- [Task directions]: In full and without alteration, repeat the material.

[start]

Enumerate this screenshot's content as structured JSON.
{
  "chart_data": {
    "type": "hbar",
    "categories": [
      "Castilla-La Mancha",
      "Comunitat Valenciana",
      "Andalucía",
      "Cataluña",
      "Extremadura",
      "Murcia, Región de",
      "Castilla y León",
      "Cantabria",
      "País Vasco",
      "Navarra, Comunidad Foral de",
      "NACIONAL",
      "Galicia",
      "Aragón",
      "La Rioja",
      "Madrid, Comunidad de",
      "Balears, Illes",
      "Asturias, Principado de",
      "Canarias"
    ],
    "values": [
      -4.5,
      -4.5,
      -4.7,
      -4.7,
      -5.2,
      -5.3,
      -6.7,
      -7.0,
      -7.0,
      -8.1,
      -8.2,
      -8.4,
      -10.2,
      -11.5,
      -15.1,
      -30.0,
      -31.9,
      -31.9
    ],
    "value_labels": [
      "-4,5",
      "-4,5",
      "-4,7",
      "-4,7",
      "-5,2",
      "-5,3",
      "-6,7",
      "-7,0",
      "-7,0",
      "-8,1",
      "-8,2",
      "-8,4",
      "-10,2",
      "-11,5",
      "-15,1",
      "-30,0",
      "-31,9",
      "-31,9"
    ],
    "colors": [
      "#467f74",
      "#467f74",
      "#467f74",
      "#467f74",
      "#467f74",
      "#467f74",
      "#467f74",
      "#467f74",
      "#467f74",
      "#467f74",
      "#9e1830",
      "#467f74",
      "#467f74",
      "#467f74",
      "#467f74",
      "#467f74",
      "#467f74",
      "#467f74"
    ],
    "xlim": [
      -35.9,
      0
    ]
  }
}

[end]

- [Output for this task]:
Enumerate this screenshot's content as structured JSON.
{
  "chart_data": {
    "type": "hbar",
    "categories": [
      "Castilla-La Mancha",
      "Comunitat Valenciana",
      "Andalucía",
      "Cataluña",
      "Extremadura",
      "Murcia, Región de",
      "Castilla y León",
      "Cantabria",
      "País Vasco",
      "Navarra, Comunidad Foral de",
      "NACIONAL",
      "Galicia",
      "Aragón",
      "La Rioja",
      "Madrid, Comunidad de",
      "Balears, Illes",
      "Asturias, Principado de",
      "Canarias"
    ],
    "values": [
      -4.5,
      -4.5,
      -4.7,
      -4.7,
      -5.2,
      -5.3,
      -6.7,
      -7.0,
      -7.0,
      -8.1,
      -8.2,
      -8.4,
      -10.2,
      -11.5,
      -15.1,
      -30.0,
      -31.9,
      -31.9
    ],
    "value_labels": [
      "-4,5",
      "-4,5",
      "-4,7",
      "-4,7",
      "-5,2",
      "-5,3",
      "-6,7",
      "-7,0",
      "-7,0",
      "-8,1",
      "-8,2",
      "-8,4",
      "-10,2",
      "-11,5",
      "-15,1",
      "-30,0",
      "-31,9",
      "-31,9"
    ],
    "colors": [
      "#467f74",
      "#467f74",
      "#467f74",
      "#467f74",
      "#467f74",
      "#467f74",
      "#467f74",
      "#467f74",
      "#467f74",
      "#467f74",
      "#9e1830",
      "#467f74",
      "#467f74",
      "#467f74",
      "#467f74",
      "#467f74",
      "#467f74",
      "#467f74"
    ],
    "xlim": [
      -35.9,
      0
    ]
  }
}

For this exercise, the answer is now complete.